BEGIN SUPPLIED RECORDS

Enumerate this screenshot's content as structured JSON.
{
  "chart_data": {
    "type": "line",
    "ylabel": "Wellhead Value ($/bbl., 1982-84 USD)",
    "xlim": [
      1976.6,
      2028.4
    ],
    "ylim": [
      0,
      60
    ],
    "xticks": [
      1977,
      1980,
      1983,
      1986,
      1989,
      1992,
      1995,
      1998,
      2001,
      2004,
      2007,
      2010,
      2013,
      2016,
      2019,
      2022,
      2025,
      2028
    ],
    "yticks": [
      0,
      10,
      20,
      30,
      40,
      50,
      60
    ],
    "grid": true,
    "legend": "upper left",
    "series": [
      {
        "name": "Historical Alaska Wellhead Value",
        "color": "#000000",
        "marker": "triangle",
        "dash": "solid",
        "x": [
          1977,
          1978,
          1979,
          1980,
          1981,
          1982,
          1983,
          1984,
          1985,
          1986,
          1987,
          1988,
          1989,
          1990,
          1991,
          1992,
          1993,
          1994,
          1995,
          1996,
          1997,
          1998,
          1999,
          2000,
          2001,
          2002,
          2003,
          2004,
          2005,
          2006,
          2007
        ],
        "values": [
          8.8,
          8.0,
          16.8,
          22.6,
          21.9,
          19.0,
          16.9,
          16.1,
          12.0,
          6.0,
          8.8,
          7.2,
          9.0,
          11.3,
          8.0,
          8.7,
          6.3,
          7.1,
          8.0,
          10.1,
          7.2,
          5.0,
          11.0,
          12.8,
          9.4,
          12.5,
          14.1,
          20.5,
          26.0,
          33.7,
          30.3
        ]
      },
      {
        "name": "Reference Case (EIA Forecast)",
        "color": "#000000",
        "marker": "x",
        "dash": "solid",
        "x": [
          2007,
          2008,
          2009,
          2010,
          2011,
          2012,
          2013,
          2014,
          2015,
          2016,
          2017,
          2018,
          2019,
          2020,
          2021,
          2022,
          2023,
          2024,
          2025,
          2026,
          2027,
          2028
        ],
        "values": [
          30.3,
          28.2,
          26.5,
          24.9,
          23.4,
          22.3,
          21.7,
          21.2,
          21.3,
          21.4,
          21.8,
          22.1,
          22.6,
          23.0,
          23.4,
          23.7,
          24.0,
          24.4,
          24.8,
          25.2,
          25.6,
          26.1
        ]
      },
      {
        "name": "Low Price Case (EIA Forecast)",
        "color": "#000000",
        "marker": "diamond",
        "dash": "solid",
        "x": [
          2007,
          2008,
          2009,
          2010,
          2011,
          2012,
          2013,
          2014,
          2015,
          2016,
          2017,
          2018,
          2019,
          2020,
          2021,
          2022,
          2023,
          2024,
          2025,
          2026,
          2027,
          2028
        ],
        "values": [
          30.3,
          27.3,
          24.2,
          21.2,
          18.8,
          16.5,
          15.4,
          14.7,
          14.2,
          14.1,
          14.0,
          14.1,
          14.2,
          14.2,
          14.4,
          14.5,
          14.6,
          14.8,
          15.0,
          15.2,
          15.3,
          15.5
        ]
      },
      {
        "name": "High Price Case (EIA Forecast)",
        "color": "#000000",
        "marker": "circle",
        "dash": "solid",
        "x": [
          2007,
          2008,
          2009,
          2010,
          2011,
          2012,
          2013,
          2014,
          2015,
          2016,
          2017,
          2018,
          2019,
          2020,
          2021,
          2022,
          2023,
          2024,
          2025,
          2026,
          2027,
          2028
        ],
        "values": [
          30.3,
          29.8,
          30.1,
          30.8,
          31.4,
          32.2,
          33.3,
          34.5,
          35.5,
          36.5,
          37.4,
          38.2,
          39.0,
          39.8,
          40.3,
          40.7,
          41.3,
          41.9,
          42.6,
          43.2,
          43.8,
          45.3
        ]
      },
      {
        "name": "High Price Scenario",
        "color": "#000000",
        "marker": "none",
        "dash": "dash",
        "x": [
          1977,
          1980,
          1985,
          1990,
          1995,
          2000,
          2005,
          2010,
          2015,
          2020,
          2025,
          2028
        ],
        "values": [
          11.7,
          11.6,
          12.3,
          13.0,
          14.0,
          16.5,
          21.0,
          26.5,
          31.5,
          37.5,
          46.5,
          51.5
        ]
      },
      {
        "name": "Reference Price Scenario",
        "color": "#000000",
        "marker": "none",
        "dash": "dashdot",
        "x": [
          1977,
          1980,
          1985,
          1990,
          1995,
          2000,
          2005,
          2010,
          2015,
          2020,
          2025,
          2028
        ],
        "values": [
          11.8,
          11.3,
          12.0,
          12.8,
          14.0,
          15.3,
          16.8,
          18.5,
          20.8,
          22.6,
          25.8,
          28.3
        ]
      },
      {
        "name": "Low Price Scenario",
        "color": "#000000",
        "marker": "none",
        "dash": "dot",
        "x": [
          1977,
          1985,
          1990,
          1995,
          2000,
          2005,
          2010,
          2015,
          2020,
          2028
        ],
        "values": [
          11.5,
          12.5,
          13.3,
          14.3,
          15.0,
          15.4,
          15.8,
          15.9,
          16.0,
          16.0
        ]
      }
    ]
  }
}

END SUPPLIED RECORDS

**PROMPT:** Retype each record exactly, leaving nothing out.

**FULL SOLUTION:**
Enumerate this screenshot's content as structured JSON.
{
  "chart_data": {
    "type": "line",
    "ylabel": "Wellhead Value ($/bbl., 1982-84 USD)",
    "xlim": [
      1976.6,
      2028.4
    ],
    "ylim": [
      0,
      60
    ],
    "xticks": [
      1977,
      1980,
      1983,
      1986,
      1989,
      1992,
      1995,
      1998,
      2001,
      2004,
      2007,
      2010,
      2013,
      2016,
      2019,
      2022,
      2025,
      2028
    ],
    "yticks": [
      0,
      10,
      20,
      30,
      40,
      50,
      60
    ],
    "grid": true,
    "legend": "upper left",
    "series": [
      {
        "name": "Historical Alaska Wellhead Value",
        "color": "#000000",
        "marker": "triangle",
        "dash": "solid",
        "x": [
          1977,
          1978,
          1979,
          1980,
          1981,
          1982,
          1983,
          1984,
          1985,
          1986,
          1987,
          1988,
          1989,
          1990,
          1991,
          1992,
          1993,
          1994,
          1995,
          1996,
          1997,
          1998,
          1999,
          2000,
          2001,
          2002,
          2003,
          2004,
          2005,
          2006,
          2007
        ],
        "values": [
          8.8,
          8.0,
          16.8,
          22.6,
          21.9,
          19.0,
          16.9,
          16.1,
          12.0,
          6.0,
          8.8,
          7.2,
          9.0,
          11.3,
          8.0,
          8.7,
          6.3,
          7.1,
          8.0,
          10.1,
          7.2,
          5.0,
          11.0,
          12.8,
          9.4,
          12.5,
          14.1,
          20.5,
          26.0,
          33.7,
          30.3
        ]
      },
      {
        "name": "Reference Case (EIA Forecast)",
        "color": "#000000",
        "marker": "x",
        "dash": "solid",
        "x": [
          2007,
          2008,
          2009,
          2010,
          2011,
          2012,
          2013,
          2014,
          2015,
          2016,
          2017,
          2018,
          2019,
          2020,
          2021,
          2022,
          2023,
          2024,
          2025,
          2026,
          2027,
          2028
        ],
        "values": [
          30.3,
          28.2,
          26.5,
          24.9,
          23.4,
          22.3,
          21.7,
          21.2,
          21.3,
          21.4,
          21.8,
          22.1,
          22.6,
          23.0,
          23.4,
          23.7,
          24.0,
          24.4,
          24.8,
          25.2,
          25.6,
          26.1
        ]
      },
      {
        "name": "Low Price Case (EIA Forecast)",
        "color": "#000000",
        "marker": "diamond",
        "dash": "solid",
        "x": [
          2007,
          2008,
          2009,
          2010,
          2011,
          2012,
          2013,
          2014,
          2015,
          2016,
          2017,
          2018,
          2019,
          2020,
          2021,
          2022,
          2023,
          2024,
          2025,
          2026,
          2027,
          2028
        ],
        "values": [
          30.3,
          27.3,
          24.2,
          21.2,
          18.8,
          16.5,
          15.4,
          14.7,
          14.2,
          14.1,
          14.0,
          14.1,
          14.2,
          14.2,
          14.4,
          14.5,
          14.6,
          14.8,
          15.0,
          15.2,
          15.3,
          15.5
        ]
      },
      {
        "name": "High Price Case (EIA Forecast)",
        "color": "#000000",
        "marker": "circle",
        "dash": "solid",
        "x": [
          2007,
          2008,
          2009,
          2010,
          2011,
          2012,
          2013,
          2014,
          2015,
          2016,
          2017,
          2018,
          2019,
          2020,
          2021,
          2022,
          2023,
          2024,
          2025,
          2026,
          2027,
          2028
        ],
        "values": [
          30.3,
          29.8,
          30.1,
          30.8,
          31.4,
          32.2,
          33.3,
          34.5,
          35.5,
          36.5,
          37.4,
          38.2,
          39.0,
          39.8,
          40.3,
          40.7,
          41.3,
          41.9,
          42.6,
          43.2,
          43.8,
          45.3
        ]
      },
      {
        "name": "High Price Scenario",
        "color": "#000000",
        "marker": "none",
        "dash": "dash",
        "x": [
          1977,
          1980,
          1985,
          1990,
          1995,
          2000,
          2005,
          2010,
          2015,
          2020,
          2025,
          2028
        ],
        "values": [
          11.7,
          11.6,
          12.3,
          13.0,
          14.0,
          16.5,
          21.0,
          26.5,
          31.5,
          37.5,
          46.5,
          51.5
        ]
      },
      {
        "name": "Reference Price Scenario",
        "color": "#000000",
        "marker": "none",
        "dash": "dashdot",
        "x": [
          1977,
          1980,
          1985,
          1990,
          1995,
          2000,
          2005,
          2010,
          2015,
          2020,
          2025,
          2028
        ],
        "values": [
          11.8,
          11.3,
          12.0,
          12.8,
          14.0,
          15.3,
          16.8,
          18.5,
          20.8,
          22.6,
          25.8,
          28.3
        ]
      },
      {
        "name": "Low Price Scenario",
        "color": "#000000",
        "marker": "none",
        "dash": "dot",
        "x": [
          1977,
          1985,
          1990,
          1995,
          2000,
          2005,
          2010,
          2015,
          2020,
          2028
        ],
        "values": [
          11.5,
          12.5,
          13.3,
          14.3,
          15.0,
          15.4,
          15.8,
          15.9,
          16.0,
          16.0
        ]
      }
    ]
  }
}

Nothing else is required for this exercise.